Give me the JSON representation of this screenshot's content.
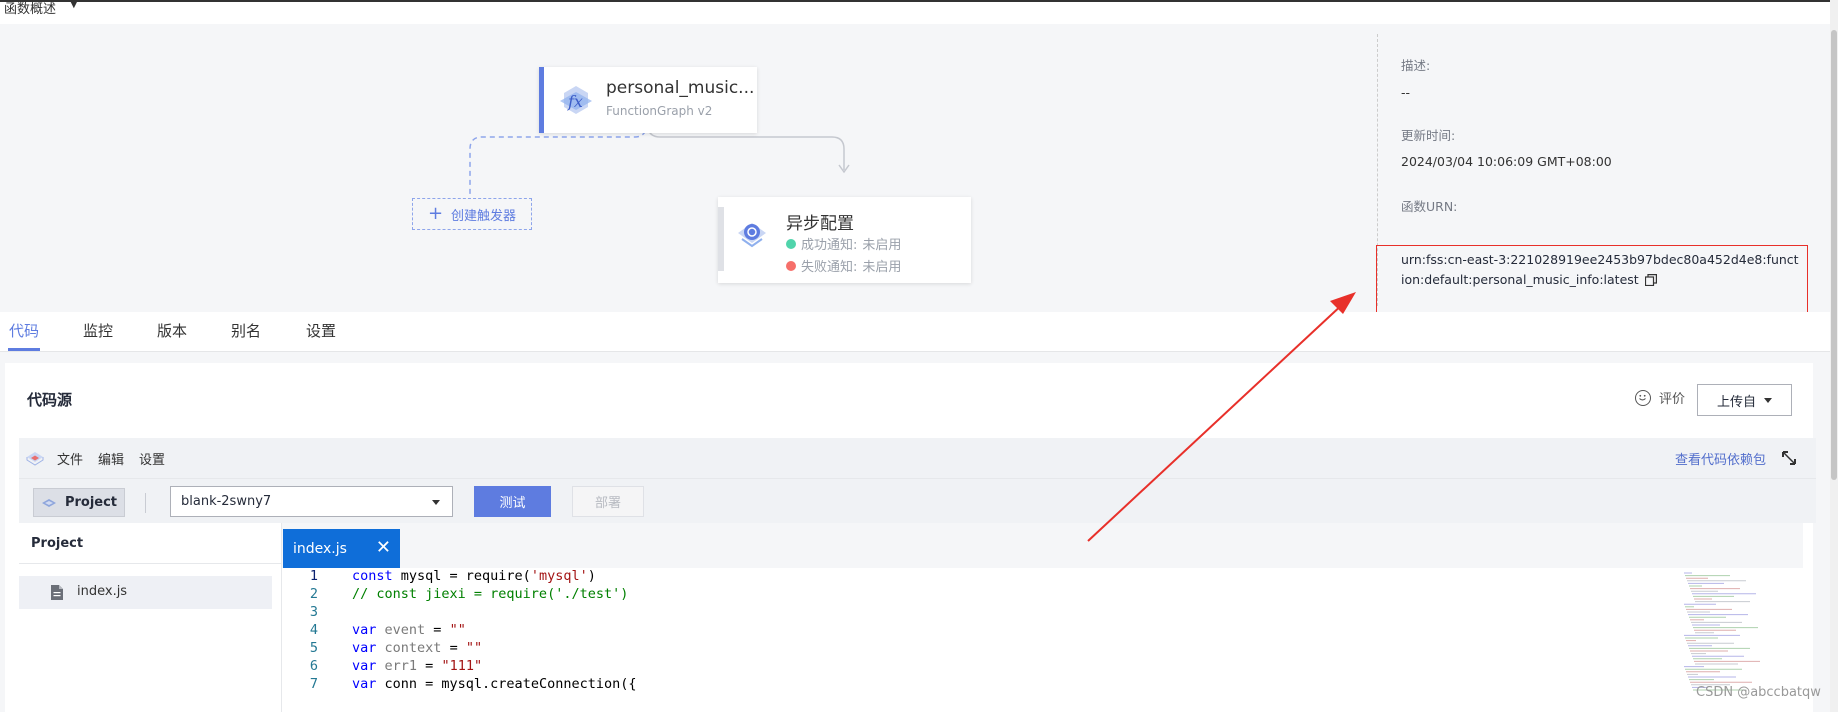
{
  "top": {
    "section_title": "函数概述"
  },
  "function_node": {
    "title": "personal_music...",
    "subtitle": "FunctionGraph v2"
  },
  "trigger": {
    "label": "创建触发器"
  },
  "async_node": {
    "title": "异步配置",
    "success_label": "成功通知:",
    "success_value": "未启用",
    "fail_label": "失败通知:",
    "fail_value": "未启用",
    "success_color": "#50d4ab",
    "fail_color": "#f66f6a"
  },
  "info": {
    "desc_label": "描述:",
    "desc_value": "--",
    "updated_label": "更新时间:",
    "updated_value": "2024/03/04 10:06:09 GMT+08:00",
    "urn_label": "函数URN:",
    "urn_value": "urn:fss:cn-east-3:221028919ee2453b97bdec80a452d4e8:function:default:personal_music_info:latest"
  },
  "tabs": [
    "代码",
    "监控",
    "版本",
    "别名",
    "设置"
  ],
  "panel": {
    "title": "代码源",
    "rate_label": "评价",
    "upload_label": "上传自"
  },
  "ide": {
    "menu": [
      "文件",
      "编辑",
      "设置"
    ],
    "dependency_link": "查看代码依赖包",
    "project_button": "Project",
    "selected_project": "blank-2swny7",
    "test_button": "测试",
    "deploy_button": "部署",
    "explorer_title": "Project",
    "file_name": "index.js",
    "tab_name": "index.js"
  },
  "code_lines": [
    {
      "n": "1",
      "text": "const mysql = require('mysql')"
    },
    {
      "n": "2",
      "text": "// const jiexi = require('./test')"
    },
    {
      "n": "3",
      "text": ""
    },
    {
      "n": "4",
      "text": "var event = \"\""
    },
    {
      "n": "5",
      "text": "var context = \"\""
    },
    {
      "n": "6",
      "text": "var err1 = \"111\""
    },
    {
      "n": "7",
      "text": "var conn = mysql.createConnection({"
    }
  ],
  "watermark": "CSDN @abccbatqw",
  "colors": {
    "accent": "#5e7ce0",
    "highlight_border": "#e8302a",
    "annotation_arrow": "#e8302a"
  }
}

+===+

▸ **The problem**: All of the material above needs to be restated exactly, with no pictures.

▸ **Result of this task**:
Give me the JSON representation of this screenshot's content.
{
  "top": {
    "section_title": "函数概述"
  },
  "function_node": {
    "title": "personal_music...",
    "subtitle": "FunctionGraph v2"
  },
  "trigger": {
    "label": "创建触发器"
  },
  "async_node": {
    "title": "异步配置",
    "success_label": "成功通知:",
    "success_value": "未启用",
    "fail_label": "失败通知:",
    "fail_value": "未启用",
    "success_color": "#50d4ab",
    "fail_color": "#f66f6a"
  },
  "info": {
    "desc_label": "描述:",
    "desc_value": "--",
    "updated_label": "更新时间:",
    "updated_value": "2024/03/04 10:06:09 GMT+08:00",
    "urn_label": "函数URN:",
    "urn_value": "urn:fss:cn-east-3:221028919ee2453b97bdec80a452d4e8:function:default:personal_music_info:latest"
  },
  "tabs": [
    "代码",
    "监控",
    "版本",
    "别名",
    "设置"
  ],
  "panel": {
    "title": "代码源",
    "rate_label": "评价",
    "upload_label": "上传自"
  },
  "ide": {
    "menu": [
      "文件",
      "编辑",
      "设置"
    ],
    "dependency_link": "查看代码依赖包",
    "project_button": "Project",
    "selected_project": "blank-2swny7",
    "test_button": "测试",
    "deploy_button": "部署",
    "explorer_title": "Project",
    "file_name": "index.js",
    "tab_name": "index.js"
  },
  "code_lines": [
    {
      "n": "1",
      "text": "const mysql = require('mysql')"
    },
    {
      "n": "2",
      "text": "// const jiexi = require('./test')"
    },
    {
      "n": "3",
      "text": ""
    },
    {
      "n": "4",
      "text": "var event = \"\""
    },
    {
      "n": "5",
      "text": "var context = \"\""
    },
    {
      "n": "6",
      "text": "var err1 = \"111\""
    },
    {
      "n": "7",
      "text": "var conn = mysql.createConnection({"
    }
  ],
  "watermark": "CSDN @abccbatqw",
  "colors": {
    "accent": "#5e7ce0",
    "highlight_border": "#e8302a",
    "annotation_arrow": "#e8302a"
  }
}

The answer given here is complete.